### What needs to be done
Here are records with pictures in them. Copy all of them exactly and leave the pictures out.

### Data records
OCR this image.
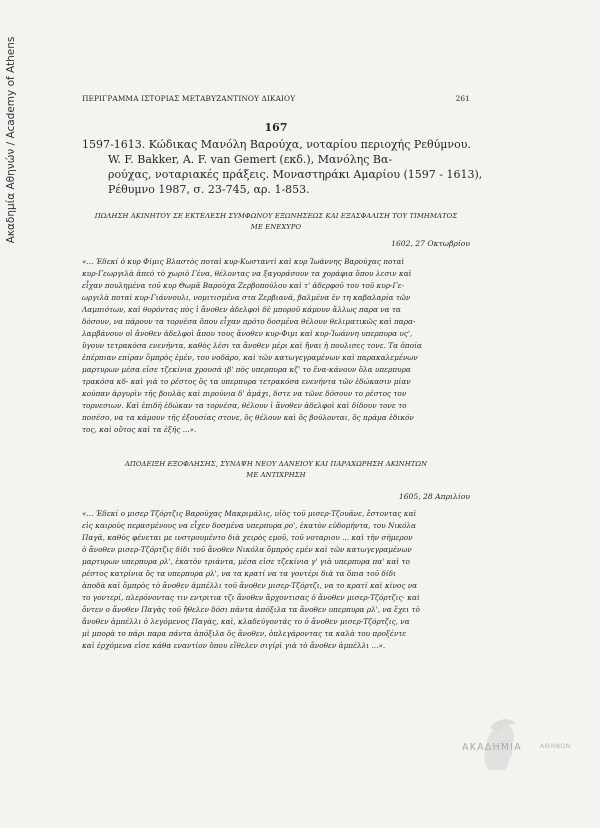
Ακαδημία Αθηνών / Academy of Athens	ΠΕΡΙΓΡΑΜΜΑ ΙΣΤΟΡΙΑΣ ΜΕΤΑΒΥΖΑΝΤΙΝΟΥ ΔΙΚΑΙΟΥ	261
167
1597-1613. Κώδικας Μανόλη Βαρούχα, νοταρίου περιοχής Ρεθύμνου.
W. F. Bakker, A. F. van Gemert (εκδ.), Μανόλης Βα-
ρούχας, νοταριακές πράξεις. Μοναστηράκι Αμαρίου (1597 - 1613),
Ρέθυμνο 1987, σ. 23-745, αρ. 1-853.
ΠΩΛΗΣΗ ΑΚΙΝΗΤΟΥ ΣΕ ΕΚΤΕΛΕΣΗ ΣΥΜΦΩΝΟΥ ΕΞΩΝΗΣΕΩΣ ΚΑΙ ΕΞΑΣΦΑΛΙΣΗ ΤΟΥ ΤΙΜΗΜΑΤΟΣ
ΜΕ ΕΝΕΧΥΡΟ
1602, 27 Οκτωβρίου
«... Έδεκί ὁ κυρ Φίμις Βλαστὸς ποταὶ κυρ-Κωσταντὶ καὶ κυρ Ἰωάννης Βαρούχας ποταὶ
κυρ-Γεωργιλὰ ἀπεὸ τὸ χωριὸ Γένα, θέλοντας να ξαγοράσουν τα χοράφια ὅπου λεσιν καὶ
εἶχαν πουλημένα τοῦ κυρ Θωμᾶ Βαρούχα Ζερβοπούλου καὶ τ' ἀδερφοῦ του τοῦ κυρ-Γε-
ωργιλὰ ποταὶ κυρ-Γιάννουλι, νομιτισμένα στα Ζερβιανά, βαλμένα ἐν τη καβαλαρία τῶν
Λαμπιότων, καὶ θορόντας πὸς ἰ ἄνοθεν ἀδελφοὶ δὲ μποροῦ κάμουν ἄλλως παρα να τα
δόσουν, να πάρουν τα τορνέσα ὅπου εἶχαν πρότο δοσμένα θέλουν θελιματικῶς καὶ παρα-
λαμβάνουν οἱ ἄνοθεν ἀδελφοὶ ἄπου τους ἄνοθεν κυρ-Φιμι καὶ κυρ-Ἰωάννη υπερπυρα υς',
ὕγουν τετρακόσα ενενήντα, καθὸς λέσι τα ἄνοθεν μέρι καὶ ἤναι ἡ πουλισες τονε. Τα ὁποία
ἐπέρπιαν επίραν ὄμπρὸς ἐμέν, του νοδάρο, καὶ τῶν κατωγεγραμένων καὶ παρακαλεμένων
μαρτυρων μέσα εἰσε τζεκίνια χρουσά ιβ' πὸς υπερπυρα κζ' το ἕνα-κάνουν ὅλα υπερπυρα
τρακόσα κδ- καὶ γιὰ το ρέστος ὅς τα υπερπυρα τετρακόσα ενενήντα τῶν ἐδώκασιν μίαν
κούπαν ἀργυρὶν τῆς βουλὰς καὶ πιρούνια δ' ἀμάχι, δστε να τῶνε δόσουν το ρέστος τον
τορνεσιων. Καὶ ἐπιδὴ ἐδώκαν τα τορνέσα, θέλουν ἰ ἄνοθεν ἀδελφοὶ καὶ δίδουν τονε το
ποσέσο, να τα κάμουν τῆς ἐξουσίας στονε, ὅς θέλουν καὶ ὅς βούλονται, ὅς πράμα ἐδικόν
τος, καὶ οὕτος καὶ τα ἑξῆς ...».
ΑΠΟΔΕΙΞΗ ΕΞΟΦΛΗΣΗΣ, ΣΥΝΑΨΗ ΝΕΟΥ ΔΑΝΕΙΟΥ ΚΑΙ ΠΑΡΑΧΩΡΗΣΗ ΑΚΙΝΗΤΩΝ
ΜΕ ΑΝΤΙΧΡΗΣΗ
1605, 28 Απριλίου
«... Έδεκί ο μισερ Τζόρτζις Βαρούχας Μακριμάλις, υἱὸς τοῦ μισερ-Τζουᾶνε, ἔστοντας καὶ
εἰς καιροὺς περασμένους να εἶχεν δοσμένα υπερπυρα ρο', ἑκατὸν εὐδομήντα, του Νικόλα
Παγᾶ, καθὸς φένεται με ινστρουμέντο διὰ χειρὸς εμοῦ, τοῦ νοταριου ... καὶ τὴν σήμερον
ὁ ἄνοθεν μισερ-Τζόρτζις δίδι τοῦ ἄνοθεν Νικόλα ὄμπρὸς εμέν καὶ τῶν κατωγεγραμένων
μαρτυρων υπερπυρα ρλ', ἑκατὸν τριάντα, μέσα εἰσε τζεκίνια γ' γιὰ υπερπυρα πα' καὶ το
ρέστος κατρίνια ὅς τα υπερπυρα ρλ', να τα κρατί να τα γοντέρι διὰ τα ὅπια τοῦ δίδι
ἀποδὰ καὶ ὄμπρὸς τὸ ἄνοθεν ἀμπέλλι τοῦ ἄνοθεν μισερ-Τζόρτζι, να το κρατί καὶ κίνος να
το γοντερί, πλερόνοντας τιν εντριτια τζι ἄνοθεν ἄρχοντισας ὁ ἄνοθεν μισερ-Τζόρτζις· καὶ
ὄντεν ο ἄνοθεν Παγὰς τοῦ ἤθελεν δόσι πάντα ἀπόξιλα τα ἄνοθεν υπερπυρα ρλ', να ἔχει τὸ
ἄνοθεν ἀμπέλλι ὁ λεγόμενος Παγὰς, καὶ, κλαδεύγοντάς το ὁ ἄνοθεν μισερ-Τζόρτζις, να
μὶ μπορὰ το πάρι παρα πάντα ἀπόξιλα ὅς ἄνοθεν, ὀπλεγάροντας τα καλὰ του προξέντε
καὶ ἐρχόμενα εἰσε κάθα εναντίον ὅπου εἴθελεν σιγίρὶ γιὰ τὸ ἄνοθεν ἀμπέλλι ...».
ΑΚΑΔΗΜΙΑ	ΑΘΗΝΩΝ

### Reply
OCR this image.
Ακαδημία Αθηνών / Academy of Athens	ΠΕΡΙΓΡΑΜΜΑ ΙΣΤΟΡΙΑΣ ΜΕΤΑΒΥΖΑΝΤΙΝΟΥ ΔΙΚΑΙΟΥ	261
167
1597-1613. Κώδικας Μανόλη Βαρούχα, νοταρίου περιοχής Ρεθύμνου.
W. F. Bakker, A. F. van Gemert (εκδ.), Μανόλης Βα-
ρούχας, νοταριακές πράξεις. Μοναστηράκι Αμαρίου (1597 - 1613),
Ρέθυμνο 1987, σ. 23-745, αρ. 1-853.
ΠΩΛΗΣΗ ΑΚΙΝΗΤΟΥ ΣΕ ΕΚΤΕΛΕΣΗ ΣΥΜΦΩΝΟΥ ΕΞΩΝΗΣΕΩΣ ΚΑΙ ΕΞΑΣΦΑΛΙΣΗ ΤΟΥ ΤΙΜΗΜΑΤΟΣ
ΜΕ ΕΝΕΧΥΡΟ
1602, 27 Οκτωβρίου
«... Έδεκί ὁ κυρ Φίμις Βλαστὸς ποταὶ κυρ-Κωσταντὶ καὶ κυρ Ἰωάννης Βαρούχας ποταὶ
κυρ-Γεωργιλὰ ἀπεὸ τὸ χωριὸ Γένα, θέλοντας να ξαγοράσουν τα χοράφια ὅπου λεσιν καὶ
εἶχαν πουλημένα τοῦ κυρ Θωμᾶ Βαρούχα Ζερβοπούλου καὶ τ' ἀδερφοῦ του τοῦ κυρ-Γε-
ωργιλὰ ποταὶ κυρ-Γιάννουλι, νομιτισμένα στα Ζερβιανά, βαλμένα ἐν τη καβαλαρία τῶν
Λαμπιότων, καὶ θορόντας πὸς ἰ ἄνοθεν ἀδελφοὶ δὲ μποροῦ κάμουν ἄλλως παρα να τα
δόσουν, να πάρουν τα τορνέσα ὅπου εἶχαν πρότο δοσμένα θέλουν θελιματικῶς καὶ παρα-
λαμβάνουν οἱ ἄνοθεν ἀδελφοὶ ἄπου τους ἄνοθεν κυρ-Φιμι καὶ κυρ-Ἰωάννη υπερπυρα υς',
ὕγουν τετρακόσα ενενήντα, καθὸς λέσι τα ἄνοθεν μέρι καὶ ἤναι ἡ πουλισες τονε. Τα ὁποία
ἐπέρπιαν επίραν ὄμπρὸς ἐμέν, του νοδάρο, καὶ τῶν κατωγεγραμένων καὶ παρακαλεμένων
μαρτυρων μέσα εἰσε τζεκίνια χρουσά ιβ' πὸς υπερπυρα κζ' το ἕνα-κάνουν ὅλα υπερπυρα
τρακόσα κδ- καὶ γιὰ το ρέστος ὅς τα υπερπυρα τετρακόσα ενενήντα τῶν ἐδώκασιν μίαν
κούπαν ἀργυρὶν τῆς βουλὰς καὶ πιρούνια δ' ἀμάχι, δστε να τῶνε δόσουν το ρέστος τον
τορνεσιων. Καὶ ἐπιδὴ ἐδώκαν τα τορνέσα, θέλουν ἰ ἄνοθεν ἀδελφοὶ καὶ δίδουν τονε το
ποσέσο, να τα κάμουν τῆς ἐξουσίας στονε, ὅς θέλουν καὶ ὅς βούλονται, ὅς πράμα ἐδικόν
τος, καὶ οὕτος καὶ τα ἑξῆς ...».
ΑΠΟΔΕΙΞΗ ΕΞΟΦΛΗΣΗΣ, ΣΥΝΑΨΗ ΝΕΟΥ ΔΑΝΕΙΟΥ ΚΑΙ ΠΑΡΑΧΩΡΗΣΗ ΑΚΙΝΗΤΩΝ
ΜΕ ΑΝΤΙΧΡΗΣΗ
1605, 28 Απριλίου
«... Έδεκί ο μισερ Τζόρτζις Βαρούχας Μακριμάλις, υἱὸς τοῦ μισερ-Τζουᾶνε, ἔστοντας καὶ
εἰς καιροὺς περασμένους να εἶχεν δοσμένα υπερπυρα ρο', ἑκατὸν εὐδομήντα, του Νικόλα
Παγᾶ, καθὸς φένεται με ινστρουμέντο διὰ χειρὸς εμοῦ, τοῦ νοταριου ... καὶ τὴν σήμερον
ὁ ἄνοθεν μισερ-Τζόρτζις δίδι τοῦ ἄνοθεν Νικόλα ὄμπρὸς εμέν καὶ τῶν κατωγεγραμένων
μαρτυρων υπερπυρα ρλ', ἑκατὸν τριάντα, μέσα εἰσε τζεκίνια γ' γιὰ υπερπυρα πα' καὶ το
ρέστος κατρίνια ὅς τα υπερπυρα ρλ', να τα κρατί να τα γοντέρι διὰ τα ὅπια τοῦ δίδι
ἀποδὰ καὶ ὄμπρὸς τὸ ἄνοθεν ἀμπέλλι τοῦ ἄνοθεν μισερ-Τζόρτζι, να το κρατί καὶ κίνος να
το γοντερί, πλερόνοντας τιν εντριτια τζι ἄνοθεν ἄρχοντισας ὁ ἄνοθεν μισερ-Τζόρτζις· καὶ
ὄντεν ο ἄνοθεν Παγὰς τοῦ ἤθελεν δόσι πάντα ἀπόξιλα τα ἄνοθεν υπερπυρα ρλ', να ἔχει τὸ
ἄνοθεν ἀμπέλλι ὁ λεγόμενος Παγὰς, καὶ, κλαδεύγοντάς το ὁ ἄνοθεν μισερ-Τζόρτζις, να
μὶ μπορὰ το πάρι παρα πάντα ἀπόξιλα ὅς ἄνοθεν, ὀπλεγάροντας τα καλὰ του προξέντε
καὶ ἐρχόμενα εἰσε κάθα εναντίον ὅπου εἴθελεν σιγίρὶ γιὰ τὸ ἄνοθεν ἀμπέλλι ...».
ΑΚΑΔΗΜΙΑ	ΑΘΗΝΩΝ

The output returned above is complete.